[START OF EXCERPTED RECORDS]
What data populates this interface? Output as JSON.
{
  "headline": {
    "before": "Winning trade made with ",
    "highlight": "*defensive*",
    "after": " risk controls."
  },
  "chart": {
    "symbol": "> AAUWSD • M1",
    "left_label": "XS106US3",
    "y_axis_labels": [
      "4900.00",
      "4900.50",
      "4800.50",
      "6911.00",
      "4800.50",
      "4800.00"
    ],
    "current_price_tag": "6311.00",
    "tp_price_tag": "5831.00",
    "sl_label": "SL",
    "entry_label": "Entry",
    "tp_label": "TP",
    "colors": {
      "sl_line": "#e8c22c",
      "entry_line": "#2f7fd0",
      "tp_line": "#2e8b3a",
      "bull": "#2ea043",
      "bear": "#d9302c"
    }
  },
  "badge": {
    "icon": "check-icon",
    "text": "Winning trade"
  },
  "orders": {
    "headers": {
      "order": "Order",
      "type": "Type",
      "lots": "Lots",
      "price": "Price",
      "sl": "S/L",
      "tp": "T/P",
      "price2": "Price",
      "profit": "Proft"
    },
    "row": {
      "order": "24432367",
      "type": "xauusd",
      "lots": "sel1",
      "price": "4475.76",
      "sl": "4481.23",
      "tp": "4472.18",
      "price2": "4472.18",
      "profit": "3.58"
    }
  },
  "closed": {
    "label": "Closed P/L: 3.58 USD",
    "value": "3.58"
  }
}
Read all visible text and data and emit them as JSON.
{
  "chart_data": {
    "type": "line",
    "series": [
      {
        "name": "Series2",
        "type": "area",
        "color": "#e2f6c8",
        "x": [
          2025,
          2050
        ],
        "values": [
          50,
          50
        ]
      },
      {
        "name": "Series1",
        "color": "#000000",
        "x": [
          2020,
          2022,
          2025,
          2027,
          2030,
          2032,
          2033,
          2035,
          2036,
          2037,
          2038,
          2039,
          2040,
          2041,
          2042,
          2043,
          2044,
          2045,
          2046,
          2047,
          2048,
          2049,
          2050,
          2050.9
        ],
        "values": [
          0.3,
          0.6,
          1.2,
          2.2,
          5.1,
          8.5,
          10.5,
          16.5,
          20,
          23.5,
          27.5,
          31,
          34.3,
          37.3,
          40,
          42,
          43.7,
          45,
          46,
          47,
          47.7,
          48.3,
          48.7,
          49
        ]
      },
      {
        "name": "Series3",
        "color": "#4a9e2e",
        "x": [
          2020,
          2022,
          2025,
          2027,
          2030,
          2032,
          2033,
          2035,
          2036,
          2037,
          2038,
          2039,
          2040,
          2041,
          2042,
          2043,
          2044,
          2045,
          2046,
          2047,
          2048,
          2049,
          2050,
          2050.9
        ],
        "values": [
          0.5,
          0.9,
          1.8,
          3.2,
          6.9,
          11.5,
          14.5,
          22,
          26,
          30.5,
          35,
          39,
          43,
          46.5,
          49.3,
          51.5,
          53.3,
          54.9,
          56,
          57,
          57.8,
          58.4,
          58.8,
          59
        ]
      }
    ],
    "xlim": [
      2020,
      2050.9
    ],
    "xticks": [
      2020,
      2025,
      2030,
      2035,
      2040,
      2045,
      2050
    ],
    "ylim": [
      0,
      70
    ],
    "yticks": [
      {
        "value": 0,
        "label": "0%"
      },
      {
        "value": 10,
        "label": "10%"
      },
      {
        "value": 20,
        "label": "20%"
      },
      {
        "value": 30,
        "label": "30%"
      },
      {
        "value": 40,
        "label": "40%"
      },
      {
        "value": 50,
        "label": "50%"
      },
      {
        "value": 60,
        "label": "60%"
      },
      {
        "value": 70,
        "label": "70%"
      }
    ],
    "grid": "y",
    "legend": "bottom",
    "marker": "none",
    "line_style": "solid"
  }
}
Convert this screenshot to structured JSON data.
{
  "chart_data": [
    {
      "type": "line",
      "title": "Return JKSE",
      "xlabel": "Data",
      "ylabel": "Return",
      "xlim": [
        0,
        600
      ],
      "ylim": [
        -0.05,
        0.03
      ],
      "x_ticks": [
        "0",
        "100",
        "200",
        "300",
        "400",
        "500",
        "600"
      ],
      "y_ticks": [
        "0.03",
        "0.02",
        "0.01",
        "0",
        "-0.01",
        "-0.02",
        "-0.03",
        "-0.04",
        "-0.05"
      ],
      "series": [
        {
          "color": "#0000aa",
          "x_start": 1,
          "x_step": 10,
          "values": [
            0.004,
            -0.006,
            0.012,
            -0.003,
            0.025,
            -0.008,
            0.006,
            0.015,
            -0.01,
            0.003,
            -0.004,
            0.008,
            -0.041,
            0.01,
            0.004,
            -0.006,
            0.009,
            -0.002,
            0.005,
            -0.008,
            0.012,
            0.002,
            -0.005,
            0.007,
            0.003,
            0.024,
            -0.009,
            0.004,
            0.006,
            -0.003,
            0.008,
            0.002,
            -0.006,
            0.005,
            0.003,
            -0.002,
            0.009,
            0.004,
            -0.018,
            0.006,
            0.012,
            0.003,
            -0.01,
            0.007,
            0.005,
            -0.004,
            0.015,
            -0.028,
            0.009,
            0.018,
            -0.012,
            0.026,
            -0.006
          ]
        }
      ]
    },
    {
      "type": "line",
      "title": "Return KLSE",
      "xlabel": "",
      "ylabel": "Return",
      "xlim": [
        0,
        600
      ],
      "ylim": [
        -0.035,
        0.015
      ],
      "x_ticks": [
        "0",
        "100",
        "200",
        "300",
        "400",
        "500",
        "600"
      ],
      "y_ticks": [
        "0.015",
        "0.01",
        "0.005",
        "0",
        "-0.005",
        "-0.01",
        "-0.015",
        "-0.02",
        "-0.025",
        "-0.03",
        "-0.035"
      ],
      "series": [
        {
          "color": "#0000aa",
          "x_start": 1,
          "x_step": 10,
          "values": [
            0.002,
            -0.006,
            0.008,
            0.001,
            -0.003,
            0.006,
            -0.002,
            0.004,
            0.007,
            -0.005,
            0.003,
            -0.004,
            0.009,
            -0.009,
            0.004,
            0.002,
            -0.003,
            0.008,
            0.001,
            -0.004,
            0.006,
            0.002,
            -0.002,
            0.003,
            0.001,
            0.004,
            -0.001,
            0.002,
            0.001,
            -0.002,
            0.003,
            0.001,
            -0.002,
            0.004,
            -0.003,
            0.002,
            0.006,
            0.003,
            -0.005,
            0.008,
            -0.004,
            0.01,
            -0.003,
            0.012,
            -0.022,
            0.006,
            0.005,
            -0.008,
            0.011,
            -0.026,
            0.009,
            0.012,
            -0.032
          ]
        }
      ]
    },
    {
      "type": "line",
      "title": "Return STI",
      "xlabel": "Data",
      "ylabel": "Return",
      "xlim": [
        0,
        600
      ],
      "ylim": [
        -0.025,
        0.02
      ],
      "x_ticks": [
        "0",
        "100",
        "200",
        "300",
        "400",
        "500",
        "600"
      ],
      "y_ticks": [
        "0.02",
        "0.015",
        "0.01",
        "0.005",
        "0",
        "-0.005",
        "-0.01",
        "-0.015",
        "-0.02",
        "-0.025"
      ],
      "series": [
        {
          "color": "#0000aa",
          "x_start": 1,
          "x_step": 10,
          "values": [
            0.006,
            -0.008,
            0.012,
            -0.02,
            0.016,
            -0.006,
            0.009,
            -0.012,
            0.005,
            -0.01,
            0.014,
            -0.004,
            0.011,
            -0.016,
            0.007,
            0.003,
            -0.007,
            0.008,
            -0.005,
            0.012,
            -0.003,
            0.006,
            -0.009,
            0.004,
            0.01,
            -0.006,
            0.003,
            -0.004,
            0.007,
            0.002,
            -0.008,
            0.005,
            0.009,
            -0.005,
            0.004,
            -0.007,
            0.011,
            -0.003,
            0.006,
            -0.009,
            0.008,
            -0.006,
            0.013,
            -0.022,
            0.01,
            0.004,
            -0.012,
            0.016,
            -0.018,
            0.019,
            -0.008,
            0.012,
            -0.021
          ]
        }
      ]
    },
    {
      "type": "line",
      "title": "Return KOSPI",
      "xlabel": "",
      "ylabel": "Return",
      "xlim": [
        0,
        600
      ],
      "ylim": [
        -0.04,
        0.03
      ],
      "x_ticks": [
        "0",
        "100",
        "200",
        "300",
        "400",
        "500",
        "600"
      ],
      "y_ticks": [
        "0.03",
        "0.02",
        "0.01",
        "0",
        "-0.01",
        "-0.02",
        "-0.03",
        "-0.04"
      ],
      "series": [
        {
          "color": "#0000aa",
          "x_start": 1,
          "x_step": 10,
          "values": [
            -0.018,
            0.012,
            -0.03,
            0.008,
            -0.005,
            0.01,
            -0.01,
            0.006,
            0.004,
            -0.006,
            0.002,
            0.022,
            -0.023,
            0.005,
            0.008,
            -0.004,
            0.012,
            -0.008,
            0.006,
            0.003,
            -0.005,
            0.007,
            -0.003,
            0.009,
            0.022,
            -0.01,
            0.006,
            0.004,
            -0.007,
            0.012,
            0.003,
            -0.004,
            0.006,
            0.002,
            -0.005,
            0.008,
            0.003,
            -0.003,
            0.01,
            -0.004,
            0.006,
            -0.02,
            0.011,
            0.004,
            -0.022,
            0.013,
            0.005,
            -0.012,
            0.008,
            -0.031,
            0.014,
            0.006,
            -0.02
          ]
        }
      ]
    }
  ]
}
[END OF EXCERPTED RECORDS]
**GIVEN PROBLEM:**
In the listing above, how many lines hold the word "Winning"? Give the number and nothing more.

**EXERCISE RESPONSE:**
2